══ EXERCISE INPUT

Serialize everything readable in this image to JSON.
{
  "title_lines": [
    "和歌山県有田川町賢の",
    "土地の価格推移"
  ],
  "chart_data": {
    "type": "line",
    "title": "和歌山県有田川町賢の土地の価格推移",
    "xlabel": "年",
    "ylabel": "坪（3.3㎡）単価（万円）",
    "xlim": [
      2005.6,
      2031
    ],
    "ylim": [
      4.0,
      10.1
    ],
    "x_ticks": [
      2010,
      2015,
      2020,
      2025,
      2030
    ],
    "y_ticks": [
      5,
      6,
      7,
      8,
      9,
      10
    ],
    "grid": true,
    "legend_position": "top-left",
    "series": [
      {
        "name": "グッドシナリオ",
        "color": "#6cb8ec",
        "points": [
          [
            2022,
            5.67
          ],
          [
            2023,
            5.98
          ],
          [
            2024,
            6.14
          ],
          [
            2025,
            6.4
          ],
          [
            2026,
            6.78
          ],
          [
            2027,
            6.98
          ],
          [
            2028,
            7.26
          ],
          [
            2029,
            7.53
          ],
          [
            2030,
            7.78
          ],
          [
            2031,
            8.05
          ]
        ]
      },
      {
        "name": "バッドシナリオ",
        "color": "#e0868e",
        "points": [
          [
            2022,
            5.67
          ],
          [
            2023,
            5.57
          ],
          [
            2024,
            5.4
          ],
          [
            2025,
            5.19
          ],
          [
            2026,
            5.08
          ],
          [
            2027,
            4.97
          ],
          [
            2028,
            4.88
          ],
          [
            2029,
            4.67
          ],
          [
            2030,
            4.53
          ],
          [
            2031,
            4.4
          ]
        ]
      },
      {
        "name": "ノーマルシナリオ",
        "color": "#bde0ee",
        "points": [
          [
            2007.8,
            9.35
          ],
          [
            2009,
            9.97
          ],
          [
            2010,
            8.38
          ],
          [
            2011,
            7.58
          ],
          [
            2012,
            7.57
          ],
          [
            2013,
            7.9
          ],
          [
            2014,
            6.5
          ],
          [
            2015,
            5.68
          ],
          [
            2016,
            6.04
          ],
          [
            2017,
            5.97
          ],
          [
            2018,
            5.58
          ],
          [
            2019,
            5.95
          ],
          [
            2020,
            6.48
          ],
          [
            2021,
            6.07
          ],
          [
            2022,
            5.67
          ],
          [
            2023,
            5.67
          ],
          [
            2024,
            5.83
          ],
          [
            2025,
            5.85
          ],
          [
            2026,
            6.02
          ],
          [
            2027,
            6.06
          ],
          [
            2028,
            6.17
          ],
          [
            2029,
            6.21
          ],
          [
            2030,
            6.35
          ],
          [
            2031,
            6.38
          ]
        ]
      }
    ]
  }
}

════

WRITTEN REQUEST: Write the material out again in its entirety, exactly as shown.

OUTPUT BELOW:
Serialize everything readable in this image to JSON.
{
  "title_lines": [
    "和歌山県有田川町賢の",
    "土地の価格推移"
  ],
  "chart_data": {
    "type": "line",
    "title": "和歌山県有田川町賢の土地の価格推移",
    "xlabel": "年",
    "ylabel": "坪（3.3㎡）単価（万円）",
    "xlim": [
      2005.6,
      2031
    ],
    "ylim": [
      4.0,
      10.1
    ],
    "x_ticks": [
      2010,
      2015,
      2020,
      2025,
      2030
    ],
    "y_ticks": [
      5,
      6,
      7,
      8,
      9,
      10
    ],
    "grid": true,
    "legend_position": "top-left",
    "series": [
      {
        "name": "グッドシナリオ",
        "color": "#6cb8ec",
        "points": [
          [
            2022,
            5.67
          ],
          [
            2023,
            5.98
          ],
          [
            2024,
            6.14
          ],
          [
            2025,
            6.4
          ],
          [
            2026,
            6.78
          ],
          [
            2027,
            6.98
          ],
          [
            2028,
            7.26
          ],
          [
            2029,
            7.53
          ],
          [
            2030,
            7.78
          ],
          [
            2031,
            8.05
          ]
        ]
      },
      {
        "name": "バッドシナリオ",
        "color": "#e0868e",
        "points": [
          [
            2022,
            5.67
          ],
          [
            2023,
            5.57
          ],
          [
            2024,
            5.4
          ],
          [
            2025,
            5.19
          ],
          [
            2026,
            5.08
          ],
          [
            2027,
            4.97
          ],
          [
            2028,
            4.88
          ],
          [
            2029,
            4.67
          ],
          [
            2030,
            4.53
          ],
          [
            2031,
            4.4
          ]
        ]
      },
      {
        "name": "ノーマルシナリオ",
        "color": "#bde0ee",
        "points": [
          [
            2007.8,
            9.35
          ],
          [
            2009,
            9.97
          ],
          [
            2010,
            8.38
          ],
          [
            2011,
            7.58
          ],
          [
            2012,
            7.57
          ],
          [
            2013,
            7.9
          ],
          [
            2014,
            6.5
          ],
          [
            2015,
            5.68
          ],
          [
            2016,
            6.04
          ],
          [
            2017,
            5.97
          ],
          [
            2018,
            5.58
          ],
          [
            2019,
            5.95
          ],
          [
            2020,
            6.48
          ],
          [
            2021,
            6.07
          ],
          [
            2022,
            5.67
          ],
          [
            2023,
            5.67
          ],
          [
            2024,
            5.83
          ],
          [
            2025,
            5.85
          ],
          [
            2026,
            6.02
          ],
          [
            2027,
            6.06
          ],
          [
            2028,
            6.17
          ],
          [
            2029,
            6.21
          ],
          [
            2030,
            6.35
          ],
          [
            2031,
            6.38
          ]
        ]
      }
    ]
  }
}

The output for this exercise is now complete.